--- start DATASET EXCERPTS ---
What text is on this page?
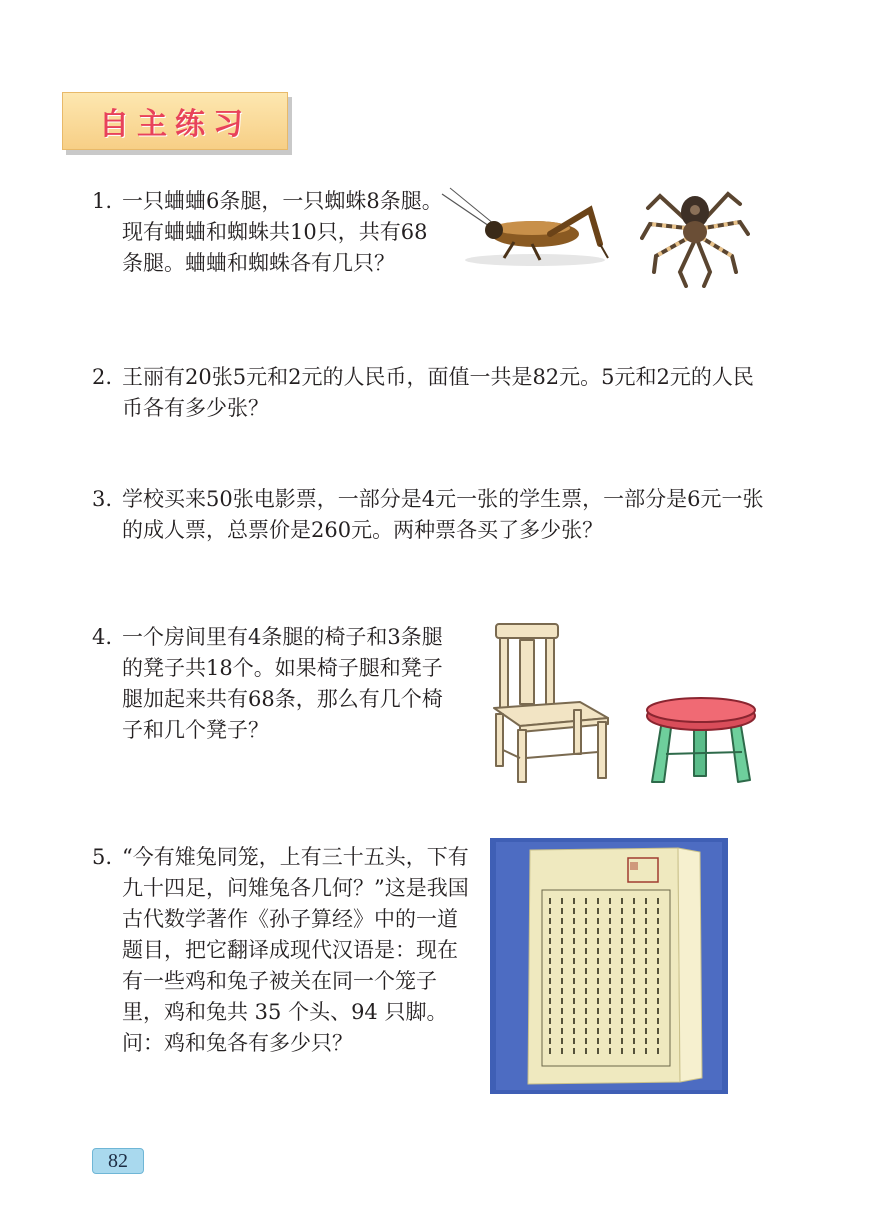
自主练习
1. 一只蛐蛐6条腿，一只蜘蛛8条腿。现有蛐蛐和蜘蛛共10只，共有68条腿。蛐蛐和蜘蛛各有几只？
2. 王丽有20张5元和2元的人民币，面值一共是82元。5元和2元的人民币各有多少张？
3. 学校买来50张电影票，一部分是4元一张的学生票，一部分是6元一张的成人票，总票价是260元。两种票各买了多少张？
4. 一个房间里有4条腿的椅子和3条腿的凳子共18个。如果椅子腿和凳子腿加起来共有68条，那么有几个椅子和几个凳子？
5. “今有雉兔同笼，上有三十五头，下有九十四足，问雉兔各几何？”这是我国古代数学著作《孙子算经》中的一道题目，把它翻译成现代汉语是：现在有一些鸡和兔子被关在同一个笼子里，鸡和兔共 35 个头、94 只脚。问：鸡和兔各有多少只？
82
--- end DATASET EXCERPTS ---
From the material above, reproduce everything verbatim except the pictures.

*EXERCISE SOLUTION*.
What text is on this page?
自主练习
1. 一只蛐蛐6条腿，一只蜘蛛8条腿。现有蛐蛐和蜘蛛共10只，共有68条腿。蛐蛐和蜘蛛各有几只？
2. 王丽有20张5元和2元的人民币，面值一共是82元。5元和2元的人民币各有多少张？
3. 学校买来50张电影票，一部分是4元一张的学生票，一部分是6元一张的成人票，总票价是260元。两种票各买了多少张？
4. 一个房间里有4条腿的椅子和3条腿的凳子共18个。如果椅子腿和凳子腿加起来共有68条，那么有几个椅子和几个凳子？
5. “今有雉兔同笼，上有三十五头，下有九十四足，问雉兔各几何？”这是我国古代数学著作《孙子算经》中的一道题目，把它翻译成现代汉语是：现在有一些鸡和兔子被关在同一个笼子里，鸡和兔共 35 个头、94 只脚。问：鸡和兔各有多少只？
82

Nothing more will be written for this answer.